-- Extracted information start --

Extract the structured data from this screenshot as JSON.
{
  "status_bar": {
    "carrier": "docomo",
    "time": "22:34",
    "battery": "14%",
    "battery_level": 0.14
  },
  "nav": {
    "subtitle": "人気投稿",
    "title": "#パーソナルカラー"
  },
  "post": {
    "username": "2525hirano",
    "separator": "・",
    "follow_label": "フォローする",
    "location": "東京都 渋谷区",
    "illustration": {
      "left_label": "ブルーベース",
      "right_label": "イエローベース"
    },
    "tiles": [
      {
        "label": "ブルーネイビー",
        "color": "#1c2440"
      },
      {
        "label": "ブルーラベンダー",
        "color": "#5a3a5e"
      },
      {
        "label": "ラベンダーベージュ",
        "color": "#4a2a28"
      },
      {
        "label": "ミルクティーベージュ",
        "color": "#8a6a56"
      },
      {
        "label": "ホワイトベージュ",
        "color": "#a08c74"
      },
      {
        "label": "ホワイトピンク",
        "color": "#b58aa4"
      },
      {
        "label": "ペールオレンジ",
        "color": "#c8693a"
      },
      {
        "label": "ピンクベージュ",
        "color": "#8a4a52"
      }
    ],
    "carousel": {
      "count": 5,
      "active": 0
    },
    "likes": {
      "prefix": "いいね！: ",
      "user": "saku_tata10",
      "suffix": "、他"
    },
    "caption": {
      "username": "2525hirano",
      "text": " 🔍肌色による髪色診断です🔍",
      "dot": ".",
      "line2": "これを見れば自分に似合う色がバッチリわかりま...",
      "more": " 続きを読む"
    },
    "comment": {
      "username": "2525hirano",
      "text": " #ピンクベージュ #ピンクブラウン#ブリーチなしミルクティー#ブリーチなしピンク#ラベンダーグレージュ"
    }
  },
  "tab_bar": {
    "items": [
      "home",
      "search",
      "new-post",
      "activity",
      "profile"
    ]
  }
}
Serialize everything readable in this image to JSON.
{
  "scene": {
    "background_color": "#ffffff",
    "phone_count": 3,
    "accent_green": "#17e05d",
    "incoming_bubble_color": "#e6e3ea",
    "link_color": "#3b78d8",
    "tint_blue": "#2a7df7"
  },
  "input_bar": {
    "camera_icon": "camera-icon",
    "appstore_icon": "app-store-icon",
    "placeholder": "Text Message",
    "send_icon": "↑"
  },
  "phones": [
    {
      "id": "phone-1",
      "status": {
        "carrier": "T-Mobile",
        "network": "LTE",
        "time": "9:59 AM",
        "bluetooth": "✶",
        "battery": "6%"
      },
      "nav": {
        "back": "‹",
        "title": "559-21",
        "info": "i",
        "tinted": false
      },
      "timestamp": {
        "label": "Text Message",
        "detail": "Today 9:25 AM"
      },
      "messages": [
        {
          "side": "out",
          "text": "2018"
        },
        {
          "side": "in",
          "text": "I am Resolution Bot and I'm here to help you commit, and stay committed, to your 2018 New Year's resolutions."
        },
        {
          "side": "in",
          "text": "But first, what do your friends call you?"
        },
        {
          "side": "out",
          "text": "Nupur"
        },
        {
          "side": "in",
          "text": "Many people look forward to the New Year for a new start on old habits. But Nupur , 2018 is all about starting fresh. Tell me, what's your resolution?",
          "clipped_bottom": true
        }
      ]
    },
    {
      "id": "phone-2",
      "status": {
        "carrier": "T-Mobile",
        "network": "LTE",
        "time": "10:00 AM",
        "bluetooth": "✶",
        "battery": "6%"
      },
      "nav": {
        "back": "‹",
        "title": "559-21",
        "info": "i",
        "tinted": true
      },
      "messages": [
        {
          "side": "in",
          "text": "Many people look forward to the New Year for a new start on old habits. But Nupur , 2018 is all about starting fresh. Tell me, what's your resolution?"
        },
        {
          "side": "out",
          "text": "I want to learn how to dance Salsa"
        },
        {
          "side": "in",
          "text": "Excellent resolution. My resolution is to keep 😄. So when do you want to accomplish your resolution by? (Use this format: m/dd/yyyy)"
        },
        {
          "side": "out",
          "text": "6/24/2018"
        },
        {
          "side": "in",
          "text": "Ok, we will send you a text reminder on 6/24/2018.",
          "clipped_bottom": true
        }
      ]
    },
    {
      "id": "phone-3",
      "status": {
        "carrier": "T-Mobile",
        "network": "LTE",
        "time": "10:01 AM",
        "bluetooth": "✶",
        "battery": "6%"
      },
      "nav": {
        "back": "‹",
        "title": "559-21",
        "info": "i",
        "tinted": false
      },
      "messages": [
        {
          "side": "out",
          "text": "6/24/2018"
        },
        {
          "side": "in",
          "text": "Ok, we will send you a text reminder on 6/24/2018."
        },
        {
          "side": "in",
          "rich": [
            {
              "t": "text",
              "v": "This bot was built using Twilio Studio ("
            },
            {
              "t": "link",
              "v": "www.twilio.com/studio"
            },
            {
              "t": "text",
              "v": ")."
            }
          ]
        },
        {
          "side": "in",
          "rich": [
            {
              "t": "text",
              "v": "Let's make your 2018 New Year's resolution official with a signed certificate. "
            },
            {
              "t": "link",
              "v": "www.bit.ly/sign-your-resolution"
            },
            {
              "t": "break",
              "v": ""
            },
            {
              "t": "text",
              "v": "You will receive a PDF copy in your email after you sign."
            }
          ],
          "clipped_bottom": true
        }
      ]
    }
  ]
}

-- Extracted information end --

▶ **Work to do**: Write out the records above again, keeping each one identical to the original.

▶ **Output of the task**:
Extract the structured data from this screenshot as JSON.
{
  "status_bar": {
    "carrier": "docomo",
    "time": "22:34",
    "battery": "14%",
    "battery_level": 0.14
  },
  "nav": {
    "subtitle": "人気投稿",
    "title": "#パーソナルカラー"
  },
  "post": {
    "username": "2525hirano",
    "separator": "・",
    "follow_label": "フォローする",
    "location": "東京都 渋谷区",
    "illustration": {
      "left_label": "ブルーベース",
      "right_label": "イエローベース"
    },
    "tiles": [
      {
        "label": "ブルーネイビー",
        "color": "#1c2440"
      },
      {
        "label": "ブルーラベンダー",
        "color": "#5a3a5e"
      },
      {
        "label": "ラベンダーベージュ",
        "color": "#4a2a28"
      },
      {
        "label": "ミルクティーベージュ",
        "color": "#8a6a56"
      },
      {
        "label": "ホワイトベージュ",
        "color": "#a08c74"
      },
      {
        "label": "ホワイトピンク",
        "color": "#b58aa4"
      },
      {
        "label": "ペールオレンジ",
        "color": "#c8693a"
      },
      {
        "label": "ピンクベージュ",
        "color": "#8a4a52"
      }
    ],
    "carousel": {
      "count": 5,
      "active": 0
    },
    "likes": {
      "prefix": "いいね！: ",
      "user": "saku_tata10",
      "suffix": "、他"
    },
    "caption": {
      "username": "2525hirano",
      "text": " 🔍肌色による髪色診断です🔍",
      "dot": ".",
      "line2": "これを見れば自分に似合う色がバッチリわかりま...",
      "more": " 続きを読む"
    },
    "comment": {
      "username": "2525hirano",
      "text": " #ピンクベージュ #ピンクブラウン#ブリーチなしミルクティー#ブリーチなしピンク#ラベンダーグレージュ"
    }
  },
  "tab_bar": {
    "items": [
      "home",
      "search",
      "new-post",
      "activity",
      "profile"
    ]
  }
}
Serialize everything readable in this image to JSON.
{
  "scene": {
    "background_color": "#ffffff",
    "phone_count": 3,
    "accent_green": "#17e05d",
    "incoming_bubble_color": "#e6e3ea",
    "link_color": "#3b78d8",
    "tint_blue": "#2a7df7"
  },
  "input_bar": {
    "camera_icon": "camera-icon",
    "appstore_icon": "app-store-icon",
    "placeholder": "Text Message",
    "send_icon": "↑"
  },
  "phones": [
    {
      "id": "phone-1",
      "status": {
        "carrier": "T-Mobile",
        "network": "LTE",
        "time": "9:59 AM",
        "bluetooth": "✶",
        "battery": "6%"
      },
      "nav": {
        "back": "‹",
        "title": "559-21",
        "info": "i",
        "tinted": false
      },
      "timestamp": {
        "label": "Text Message",
        "detail": "Today 9:25 AM"
      },
      "messages": [
        {
          "side": "out",
          "text": "2018"
        },
        {
          "side": "in",
          "text": "I am Resolution Bot and I'm here to help you commit, and stay committed, to your 2018 New Year's resolutions."
        },
        {
          "side": "in",
          "text": "But first, what do your friends call you?"
        },
        {
          "side": "out",
          "text": "Nupur"
        },
        {
          "side": "in",
          "text": "Many people look forward to the New Year for a new start on old habits. But Nupur , 2018 is all about starting fresh. Tell me, what's your resolution?",
          "clipped_bottom": true
        }
      ]
    },
    {
      "id": "phone-2",
      "status": {
        "carrier": "T-Mobile",
        "network": "LTE",
        "time": "10:00 AM",
        "bluetooth": "✶",
        "battery": "6%"
      },
      "nav": {
        "back": "‹",
        "title": "559-21",
        "info": "i",
        "tinted": true
      },
      "messages": [
        {
          "side": "in",
          "text": "Many people look forward to the New Year for a new start on old habits. But Nupur , 2018 is all about starting fresh. Tell me, what's your resolution?"
        },
        {
          "side": "out",
          "text": "I want to learn how to dance Salsa"
        },
        {
          "side": "in",
          "text": "Excellent resolution. My resolution is to keep 😄. So when do you want to accomplish your resolution by? (Use this format: m/dd/yyyy)"
        },
        {
          "side": "out",
          "text": "6/24/2018"
        },
        {
          "side": "in",
          "text": "Ok, we will send you a text reminder on 6/24/2018.",
          "clipped_bottom": true
        }
      ]
    },
    {
      "id": "phone-3",
      "status": {
        "carrier": "T-Mobile",
        "network": "LTE",
        "time": "10:01 AM",
        "bluetooth": "✶",
        "battery": "6%"
      },
      "nav": {
        "back": "‹",
        "title": "559-21",
        "info": "i",
        "tinted": false
      },
      "messages": [
        {
          "side": "out",
          "text": "6/24/2018"
        },
        {
          "side": "in",
          "text": "Ok, we will send you a text reminder on 6/24/2018."
        },
        {
          "side": "in",
          "rich": [
            {
              "t": "text",
              "v": "This bot was built using Twilio Studio ("
            },
            {
              "t": "link",
              "v": "www.twilio.com/studio"
            },
            {
              "t": "text",
              "v": ")."
            }
          ]
        },
        {
          "side": "in",
          "rich": [
            {
              "t": "text",
              "v": "Let's make your 2018 New Year's resolution official with a signed certificate. "
            },
            {
              "t": "link",
              "v": "www.bit.ly/sign-your-resolution"
            },
            {
              "t": "break",
              "v": ""
            },
            {
              "t": "text",
              "v": "You will receive a PDF copy in your email after you sign."
            }
          ],
          "clipped_bottom": true
        }
      ]
    }
  ]
}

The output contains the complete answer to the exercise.